» CHALLENGE:
Will you write out all the entries below exactly?

» GIVEN INFORMATION:
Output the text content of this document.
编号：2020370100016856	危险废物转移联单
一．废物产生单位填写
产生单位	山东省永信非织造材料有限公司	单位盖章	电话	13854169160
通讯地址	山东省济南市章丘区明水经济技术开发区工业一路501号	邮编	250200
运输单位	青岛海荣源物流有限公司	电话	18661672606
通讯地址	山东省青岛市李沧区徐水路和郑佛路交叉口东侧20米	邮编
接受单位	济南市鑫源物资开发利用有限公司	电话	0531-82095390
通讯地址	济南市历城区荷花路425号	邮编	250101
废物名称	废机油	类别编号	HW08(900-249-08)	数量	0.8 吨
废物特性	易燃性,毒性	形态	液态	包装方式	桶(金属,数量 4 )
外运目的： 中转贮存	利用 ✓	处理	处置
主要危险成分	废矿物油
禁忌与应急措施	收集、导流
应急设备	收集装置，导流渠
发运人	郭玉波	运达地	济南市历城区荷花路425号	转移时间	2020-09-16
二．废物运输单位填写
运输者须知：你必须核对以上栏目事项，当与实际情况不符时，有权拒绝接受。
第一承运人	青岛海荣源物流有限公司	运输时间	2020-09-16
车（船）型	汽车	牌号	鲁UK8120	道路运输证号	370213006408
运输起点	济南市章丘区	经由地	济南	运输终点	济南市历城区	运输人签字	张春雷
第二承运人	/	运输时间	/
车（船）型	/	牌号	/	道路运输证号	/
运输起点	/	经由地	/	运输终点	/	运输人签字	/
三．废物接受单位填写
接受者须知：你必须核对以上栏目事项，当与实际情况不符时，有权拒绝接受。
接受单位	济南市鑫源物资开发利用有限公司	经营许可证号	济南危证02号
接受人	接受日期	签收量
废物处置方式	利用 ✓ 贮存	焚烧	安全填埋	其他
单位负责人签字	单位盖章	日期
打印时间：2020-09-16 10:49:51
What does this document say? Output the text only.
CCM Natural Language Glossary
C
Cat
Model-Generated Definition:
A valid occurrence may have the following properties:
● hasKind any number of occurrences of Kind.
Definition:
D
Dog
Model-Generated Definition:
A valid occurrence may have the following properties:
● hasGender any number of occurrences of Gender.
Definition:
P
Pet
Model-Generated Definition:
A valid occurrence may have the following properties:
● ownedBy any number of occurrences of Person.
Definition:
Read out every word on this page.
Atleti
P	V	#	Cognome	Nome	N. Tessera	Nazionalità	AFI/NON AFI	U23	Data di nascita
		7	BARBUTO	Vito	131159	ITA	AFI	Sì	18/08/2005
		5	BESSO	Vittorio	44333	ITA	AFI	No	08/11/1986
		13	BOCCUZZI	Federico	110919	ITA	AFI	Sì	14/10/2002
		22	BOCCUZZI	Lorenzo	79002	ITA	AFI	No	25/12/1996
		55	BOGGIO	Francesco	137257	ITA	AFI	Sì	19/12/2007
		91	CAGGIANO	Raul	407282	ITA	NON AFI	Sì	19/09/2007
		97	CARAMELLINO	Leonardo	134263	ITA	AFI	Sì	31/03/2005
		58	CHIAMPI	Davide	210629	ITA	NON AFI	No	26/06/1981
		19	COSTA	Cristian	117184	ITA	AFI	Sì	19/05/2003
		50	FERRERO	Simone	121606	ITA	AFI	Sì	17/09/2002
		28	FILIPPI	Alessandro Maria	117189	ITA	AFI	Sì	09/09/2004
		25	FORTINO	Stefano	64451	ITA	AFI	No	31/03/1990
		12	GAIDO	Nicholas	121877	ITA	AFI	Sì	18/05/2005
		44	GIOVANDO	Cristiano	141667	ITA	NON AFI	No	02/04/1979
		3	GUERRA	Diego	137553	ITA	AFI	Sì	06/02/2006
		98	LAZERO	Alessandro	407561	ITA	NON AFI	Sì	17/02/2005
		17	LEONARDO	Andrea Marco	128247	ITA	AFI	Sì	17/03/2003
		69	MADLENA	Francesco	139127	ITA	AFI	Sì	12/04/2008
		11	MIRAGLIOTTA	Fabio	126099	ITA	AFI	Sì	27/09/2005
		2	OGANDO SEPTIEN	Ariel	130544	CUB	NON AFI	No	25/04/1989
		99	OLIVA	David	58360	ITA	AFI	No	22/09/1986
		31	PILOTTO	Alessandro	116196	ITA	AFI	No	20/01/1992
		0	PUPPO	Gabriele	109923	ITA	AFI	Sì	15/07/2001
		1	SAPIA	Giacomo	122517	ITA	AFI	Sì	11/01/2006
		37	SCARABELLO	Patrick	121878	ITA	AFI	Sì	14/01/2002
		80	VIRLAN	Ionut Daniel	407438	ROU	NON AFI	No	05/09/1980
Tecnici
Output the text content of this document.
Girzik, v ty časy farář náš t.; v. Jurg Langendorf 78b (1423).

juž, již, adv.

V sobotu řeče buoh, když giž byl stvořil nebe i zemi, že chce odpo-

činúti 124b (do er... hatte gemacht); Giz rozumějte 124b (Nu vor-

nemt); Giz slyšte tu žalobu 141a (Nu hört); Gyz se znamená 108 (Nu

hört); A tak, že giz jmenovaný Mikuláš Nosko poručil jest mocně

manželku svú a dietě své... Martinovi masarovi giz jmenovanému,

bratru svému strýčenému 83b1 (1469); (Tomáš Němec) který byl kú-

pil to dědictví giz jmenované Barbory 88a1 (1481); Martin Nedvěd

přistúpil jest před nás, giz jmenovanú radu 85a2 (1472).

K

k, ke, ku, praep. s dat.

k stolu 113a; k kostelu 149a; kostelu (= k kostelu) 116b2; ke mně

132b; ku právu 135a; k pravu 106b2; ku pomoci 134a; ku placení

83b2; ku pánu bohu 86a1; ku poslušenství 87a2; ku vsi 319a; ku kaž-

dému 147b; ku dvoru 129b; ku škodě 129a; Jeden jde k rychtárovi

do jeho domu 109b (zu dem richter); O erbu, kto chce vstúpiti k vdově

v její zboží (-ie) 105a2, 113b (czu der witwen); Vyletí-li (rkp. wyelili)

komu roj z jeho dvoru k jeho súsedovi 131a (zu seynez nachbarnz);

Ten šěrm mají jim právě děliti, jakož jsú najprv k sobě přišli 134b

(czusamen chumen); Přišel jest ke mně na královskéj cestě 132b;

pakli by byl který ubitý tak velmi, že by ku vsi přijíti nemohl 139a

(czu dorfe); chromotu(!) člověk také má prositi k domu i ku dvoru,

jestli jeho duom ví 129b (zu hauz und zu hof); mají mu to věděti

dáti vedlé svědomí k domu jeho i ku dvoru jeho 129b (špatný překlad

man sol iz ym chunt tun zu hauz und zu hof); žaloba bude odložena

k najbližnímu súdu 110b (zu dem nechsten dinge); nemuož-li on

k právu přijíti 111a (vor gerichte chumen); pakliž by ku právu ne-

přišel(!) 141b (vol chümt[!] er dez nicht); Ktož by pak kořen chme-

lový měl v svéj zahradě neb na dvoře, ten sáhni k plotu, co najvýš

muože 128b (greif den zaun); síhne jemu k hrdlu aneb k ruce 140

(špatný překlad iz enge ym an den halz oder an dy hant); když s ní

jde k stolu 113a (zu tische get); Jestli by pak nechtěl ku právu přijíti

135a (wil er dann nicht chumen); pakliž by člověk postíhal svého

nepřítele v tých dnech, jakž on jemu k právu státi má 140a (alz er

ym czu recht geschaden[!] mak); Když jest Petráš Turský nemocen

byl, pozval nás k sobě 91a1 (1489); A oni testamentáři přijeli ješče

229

» THE RESULT:
Output the text content of this document.
编号：2020370100016856	危险废物转移联单
一．废物产生单位填写
产生单位	山东省永信非织造材料有限公司	单位盖章	电话	13854169160
通讯地址	山东省济南市章丘区明水经济技术开发区工业一路501号	邮编	250200
运输单位	青岛海荣源物流有限公司	电话	18661672606
通讯地址	山东省青岛市李沧区徐水路和郑佛路交叉口东侧20米	邮编
接受单位	济南市鑫源物资开发利用有限公司	电话	0531-82095390
通讯地址	济南市历城区荷花路425号	邮编	250101
废物名称	废机油	类别编号	HW08(900-249-08)	数量	0.8 吨
废物特性	易燃性,毒性	形态	液态	包装方式	桶(金属,数量 4 )
外运目的： 中转贮存	利用 ✓	处理	处置
主要危险成分	废矿物油
禁忌与应急措施	收集、导流
应急设备	收集装置，导流渠
发运人	郭玉波	运达地	济南市历城区荷花路425号	转移时间	2020-09-16
二．废物运输单位填写
运输者须知：你必须核对以上栏目事项，当与实际情况不符时，有权拒绝接受。
第一承运人	青岛海荣源物流有限公司	运输时间	2020-09-16
车（船）型	汽车	牌号	鲁UK8120	道路运输证号	370213006408
运输起点	济南市章丘区	经由地	济南	运输终点	济南市历城区	运输人签字	张春雷
第二承运人	/	运输时间	/
车（船）型	/	牌号	/	道路运输证号	/
运输起点	/	经由地	/	运输终点	/	运输人签字	/
三．废物接受单位填写
接受者须知：你必须核对以上栏目事项，当与实际情况不符时，有权拒绝接受。
接受单位	济南市鑫源物资开发利用有限公司	经营许可证号	济南危证02号
接受人	接受日期	签收量
废物处置方式	利用 ✓ 贮存	焚烧	安全填埋	其他
单位负责人签字	单位盖章	日期
打印时间：2020-09-16 10:49:51
What does this document say? Output the text only.
CCM Natural Language Glossary
C
Cat
Model-Generated Definition:
A valid occurrence may have the following properties:
● hasKind any number of occurrences of Kind.
Definition:
D
Dog
Model-Generated Definition:
A valid occurrence may have the following properties:
● hasGender any number of occurrences of Gender.
Definition:
P
Pet
Model-Generated Definition:
A valid occurrence may have the following properties:
● ownedBy any number of occurrences of Person.
Definition:
Read out every word on this page.
Atleti
P	V	#	Cognome	Nome	N. Tessera	Nazionalità	AFI/NON AFI	U23	Data di nascita
		7	BARBUTO	Vito	131159	ITA	AFI	Sì	18/08/2005
		5	BESSO	Vittorio	44333	ITA	AFI	No	08/11/1986
		13	BOCCUZZI	Federico	110919	ITA	AFI	Sì	14/10/2002
		22	BOCCUZZI	Lorenzo	79002	ITA	AFI	No	25/12/1996
		55	BOGGIO	Francesco	137257	ITA	AFI	Sì	19/12/2007
		91	CAGGIANO	Raul	407282	ITA	NON AFI	Sì	19/09/2007
		97	CARAMELLINO	Leonardo	134263	ITA	AFI	Sì	31/03/2005
		58	CHIAMPI	Davide	210629	ITA	NON AFI	No	26/06/1981
		19	COSTA	Cristian	117184	ITA	AFI	Sì	19/05/2003
		50	FERRERO	Simone	121606	ITA	AFI	Sì	17/09/2002
		28	FILIPPI	Alessandro Maria	117189	ITA	AFI	Sì	09/09/2004
		25	FORTINO	Stefano	64451	ITA	AFI	No	31/03/1990
		12	GAIDO	Nicholas	121877	ITA	AFI	Sì	18/05/2005
		44	GIOVANDO	Cristiano	141667	ITA	NON AFI	No	02/04/1979
		3	GUERRA	Diego	137553	ITA	AFI	Sì	06/02/2006
		98	LAZERO	Alessandro	407561	ITA	NON AFI	Sì	17/02/2005
		17	LEONARDO	Andrea Marco	128247	ITA	AFI	Sì	17/03/2003
		69	MADLENA	Francesco	139127	ITA	AFI	Sì	12/04/2008
		11	MIRAGLIOTTA	Fabio	126099	ITA	AFI	Sì	27/09/2005
		2	OGANDO SEPTIEN	Ariel	130544	CUB	NON AFI	No	25/04/1989
		99	OLIVA	David	58360	ITA	AFI	No	22/09/1986
		31	PILOTTO	Alessandro	116196	ITA	AFI	No	20/01/1992
		0	PUPPO	Gabriele	109923	ITA	AFI	Sì	15/07/2001
		1	SAPIA	Giacomo	122517	ITA	AFI	Sì	11/01/2006
		37	SCARABELLO	Patrick	121878	ITA	AFI	Sì	14/01/2002
		80	VIRLAN	Ionut Daniel	407438	ROU	NON AFI	No	05/09/1980
Tecnici
Output the text content of this document.
Girzik, v ty časy farář náš t.; v. Jurg Langendorf 78b (1423).

juž, již, adv.

V sobotu řeče buoh, když giž byl stvořil nebe i zemi, že chce odpo-

činúti 124b (do er... hatte gemacht); Giz rozumějte 124b (Nu vor-

nemt); Giz slyšte tu žalobu 141a (Nu hört); Gyz se znamená 108 (Nu

hört); A tak, že giz jmenovaný Mikuláš Nosko poručil jest mocně

manželku svú a dietě své... Martinovi masarovi giz jmenovanému,

bratru svému strýčenému 83b1 (1469); (Tomáš Němec) který byl kú-

pil to dědictví giz jmenované Barbory 88a1 (1481); Martin Nedvěd

přistúpil jest před nás, giz jmenovanú radu 85a2 (1472).

K

k, ke, ku, praep. s dat.

k stolu 113a; k kostelu 149a; kostelu (= k kostelu) 116b2; ke mně

132b; ku právu 135a; k pravu 106b2; ku pomoci 134a; ku placení

83b2; ku pánu bohu 86a1; ku poslušenství 87a2; ku vsi 319a; ku kaž-

dému 147b; ku dvoru 129b; ku škodě 129a; Jeden jde k rychtárovi

do jeho domu 109b (zu dem richter); O erbu, kto chce vstúpiti k vdově

v její zboží (-ie) 105a2, 113b (czu der witwen); Vyletí-li (rkp. wyelili)

komu roj z jeho dvoru k jeho súsedovi 131a (zu seynez nachbarnz);

Ten šěrm mají jim právě děliti, jakož jsú najprv k sobě přišli 134b

(czusamen chumen); Přišel jest ke mně na královskéj cestě 132b;

pakli by byl který ubitý tak velmi, že by ku vsi přijíti nemohl 139a

(czu dorfe); chromotu(!) člověk také má prositi k domu i ku dvoru,

jestli jeho duom ví 129b (zu hauz und zu hof); mají mu to věděti

dáti vedlé svědomí k domu jeho i ku dvoru jeho 129b (špatný překlad

man sol iz ym chunt tun zu hauz und zu hof); žaloba bude odložena

k najbližnímu súdu 110b (zu dem nechsten dinge); nemuož-li on

k právu přijíti 111a (vor gerichte chumen); pakliž by ku právu ne-

přišel(!) 141b (vol chümt[!] er dez nicht); Ktož by pak kořen chme-

lový měl v svéj zahradě neb na dvoře, ten sáhni k plotu, co najvýš

muože 128b (greif den zaun); síhne jemu k hrdlu aneb k ruce 140

(špatný překlad iz enge ym an den halz oder an dy hant); když s ní

jde k stolu 113a (zu tische get); Jestli by pak nechtěl ku právu přijíti

135a (wil er dann nicht chumen); pakliž by člověk postíhal svého

nepřítele v tých dnech, jakž on jemu k právu státi má 140a (alz er

ym czu recht geschaden[!] mak); Když jest Petráš Turský nemocen

byl, pozval nás k sobě 91a1 (1489); A oni testamentáři přijeli ješče

229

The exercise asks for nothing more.